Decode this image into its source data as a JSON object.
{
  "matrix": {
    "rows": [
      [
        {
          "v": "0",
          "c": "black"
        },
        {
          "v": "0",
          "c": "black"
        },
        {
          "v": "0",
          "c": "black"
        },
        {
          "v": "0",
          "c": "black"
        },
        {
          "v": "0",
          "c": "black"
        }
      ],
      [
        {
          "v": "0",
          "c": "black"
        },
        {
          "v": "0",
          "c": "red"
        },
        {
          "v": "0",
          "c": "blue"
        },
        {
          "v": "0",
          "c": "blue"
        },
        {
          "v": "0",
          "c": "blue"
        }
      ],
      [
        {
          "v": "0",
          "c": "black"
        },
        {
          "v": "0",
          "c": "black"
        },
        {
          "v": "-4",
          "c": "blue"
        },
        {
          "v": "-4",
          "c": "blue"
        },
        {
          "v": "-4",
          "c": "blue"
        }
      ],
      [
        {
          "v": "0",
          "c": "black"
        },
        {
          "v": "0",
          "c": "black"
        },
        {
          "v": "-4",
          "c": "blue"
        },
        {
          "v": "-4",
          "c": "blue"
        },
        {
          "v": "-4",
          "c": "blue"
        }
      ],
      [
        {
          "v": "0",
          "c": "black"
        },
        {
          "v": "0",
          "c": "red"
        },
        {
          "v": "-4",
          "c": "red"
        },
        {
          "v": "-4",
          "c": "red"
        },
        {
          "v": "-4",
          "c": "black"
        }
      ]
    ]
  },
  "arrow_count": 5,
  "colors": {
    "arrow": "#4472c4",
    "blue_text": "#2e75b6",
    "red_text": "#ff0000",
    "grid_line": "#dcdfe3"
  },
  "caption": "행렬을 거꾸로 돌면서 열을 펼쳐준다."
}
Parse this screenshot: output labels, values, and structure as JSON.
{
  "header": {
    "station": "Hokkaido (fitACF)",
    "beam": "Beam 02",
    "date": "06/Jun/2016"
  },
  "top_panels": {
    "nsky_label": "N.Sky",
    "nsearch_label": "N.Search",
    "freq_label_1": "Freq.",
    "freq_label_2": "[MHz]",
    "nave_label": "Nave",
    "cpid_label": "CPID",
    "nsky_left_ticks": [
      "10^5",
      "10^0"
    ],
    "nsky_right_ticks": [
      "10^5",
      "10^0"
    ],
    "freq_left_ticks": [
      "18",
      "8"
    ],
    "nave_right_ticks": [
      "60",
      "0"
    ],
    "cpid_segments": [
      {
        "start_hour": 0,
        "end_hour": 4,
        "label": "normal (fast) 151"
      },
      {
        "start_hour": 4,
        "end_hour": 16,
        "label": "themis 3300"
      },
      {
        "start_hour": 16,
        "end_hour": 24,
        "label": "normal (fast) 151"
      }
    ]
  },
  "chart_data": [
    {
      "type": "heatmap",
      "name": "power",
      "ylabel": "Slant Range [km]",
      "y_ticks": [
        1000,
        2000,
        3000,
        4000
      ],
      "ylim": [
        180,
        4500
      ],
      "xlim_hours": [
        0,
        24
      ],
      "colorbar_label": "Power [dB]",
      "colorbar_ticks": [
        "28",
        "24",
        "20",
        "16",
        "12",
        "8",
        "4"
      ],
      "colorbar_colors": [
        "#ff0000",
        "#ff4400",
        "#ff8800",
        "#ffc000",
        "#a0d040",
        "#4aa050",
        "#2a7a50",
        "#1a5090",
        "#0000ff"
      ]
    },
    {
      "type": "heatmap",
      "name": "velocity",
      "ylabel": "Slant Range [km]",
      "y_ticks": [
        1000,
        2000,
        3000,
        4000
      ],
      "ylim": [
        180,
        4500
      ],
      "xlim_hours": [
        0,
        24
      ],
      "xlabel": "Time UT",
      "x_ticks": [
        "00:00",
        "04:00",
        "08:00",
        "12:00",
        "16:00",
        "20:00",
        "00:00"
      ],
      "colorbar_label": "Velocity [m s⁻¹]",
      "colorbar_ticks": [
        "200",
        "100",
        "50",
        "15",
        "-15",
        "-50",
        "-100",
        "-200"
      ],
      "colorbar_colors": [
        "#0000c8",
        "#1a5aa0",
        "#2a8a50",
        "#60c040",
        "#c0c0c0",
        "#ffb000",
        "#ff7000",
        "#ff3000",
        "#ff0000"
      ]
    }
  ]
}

=====

== Short exercise ==
Repeat the material in full, exactly as it stands.

== The response ==
Decode this image into its source data as a JSON object.
{
  "matrix": {
    "rows": [
      [
        {
          "v": "0",
          "c": "black"
        },
        {
          "v": "0",
          "c": "black"
        },
        {
          "v": "0",
          "c": "black"
        },
        {
          "v": "0",
          "c": "black"
        },
        {
          "v": "0",
          "c": "black"
        }
      ],
      [
        {
          "v": "0",
          "c": "black"
        },
        {
          "v": "0",
          "c": "red"
        },
        {
          "v": "0",
          "c": "blue"
        },
        {
          "v": "0",
          "c": "blue"
        },
        {
          "v": "0",
          "c": "blue"
        }
      ],
      [
        {
          "v": "0",
          "c": "black"
        },
        {
          "v": "0",
          "c": "black"
        },
        {
          "v": "-4",
          "c": "blue"
        },
        {
          "v": "-4",
          "c": "blue"
        },
        {
          "v": "-4",
          "c": "blue"
        }
      ],
      [
        {
          "v": "0",
          "c": "black"
        },
        {
          "v": "0",
          "c": "black"
        },
        {
          "v": "-4",
          "c": "blue"
        },
        {
          "v": "-4",
          "c": "blue"
        },
        {
          "v": "-4",
          "c": "blue"
        }
      ],
      [
        {
          "v": "0",
          "c": "black"
        },
        {
          "v": "0",
          "c": "red"
        },
        {
          "v": "-4",
          "c": "red"
        },
        {
          "v": "-4",
          "c": "red"
        },
        {
          "v": "-4",
          "c": "black"
        }
      ]
    ]
  },
  "arrow_count": 5,
  "colors": {
    "arrow": "#4472c4",
    "blue_text": "#2e75b6",
    "red_text": "#ff0000",
    "grid_line": "#dcdfe3"
  },
  "caption": "행렬을 거꾸로 돌면서 열을 펼쳐준다."
}
Parse this screenshot: output labels, values, and structure as JSON.
{
  "header": {
    "station": "Hokkaido (fitACF)",
    "beam": "Beam 02",
    "date": "06/Jun/2016"
  },
  "top_panels": {
    "nsky_label": "N.Sky",
    "nsearch_label": "N.Search",
    "freq_label_1": "Freq.",
    "freq_label_2": "[MHz]",
    "nave_label": "Nave",
    "cpid_label": "CPID",
    "nsky_left_ticks": [
      "10^5",
      "10^0"
    ],
    "nsky_right_ticks": [
      "10^5",
      "10^0"
    ],
    "freq_left_ticks": [
      "18",
      "8"
    ],
    "nave_right_ticks": [
      "60",
      "0"
    ],
    "cpid_segments": [
      {
        "start_hour": 0,
        "end_hour": 4,
        "label": "normal (fast) 151"
      },
      {
        "start_hour": 4,
        "end_hour": 16,
        "label": "themis 3300"
      },
      {
        "start_hour": 16,
        "end_hour": 24,
        "label": "normal (fast) 151"
      }
    ]
  },
  "chart_data": [
    {
      "type": "heatmap",
      "name": "power",
      "ylabel": "Slant Range [km]",
      "y_ticks": [
        1000,
        2000,
        3000,
        4000
      ],
      "ylim": [
        180,
        4500
      ],
      "xlim_hours": [
        0,
        24
      ],
      "colorbar_label": "Power [dB]",
      "colorbar_ticks": [
        "28",
        "24",
        "20",
        "16",
        "12",
        "8",
        "4"
      ],
      "colorbar_colors": [
        "#ff0000",
        "#ff4400",
        "#ff8800",
        "#ffc000",
        "#a0d040",
        "#4aa050",
        "#2a7a50",
        "#1a5090",
        "#0000ff"
      ]
    },
    {
      "type": "heatmap",
      "name": "velocity",
      "ylabel": "Slant Range [km]",
      "y_ticks": [
        1000,
        2000,
        3000,
        4000
      ],
      "ylim": [
        180,
        4500
      ],
      "xlim_hours": [
        0,
        24
      ],
      "xlabel": "Time UT",
      "x_ticks": [
        "00:00",
        "04:00",
        "08:00",
        "12:00",
        "16:00",
        "20:00",
        "00:00"
      ],
      "colorbar_label": "Velocity [m s⁻¹]",
      "colorbar_ticks": [
        "200",
        "100",
        "50",
        "15",
        "-15",
        "-50",
        "-100",
        "-200"
      ],
      "colorbar_colors": [
        "#0000c8",
        "#1a5aa0",
        "#2a8a50",
        "#60c040",
        "#c0c0c0",
        "#ffb000",
        "#ff7000",
        "#ff3000",
        "#ff0000"
      ]
    }
  ]
}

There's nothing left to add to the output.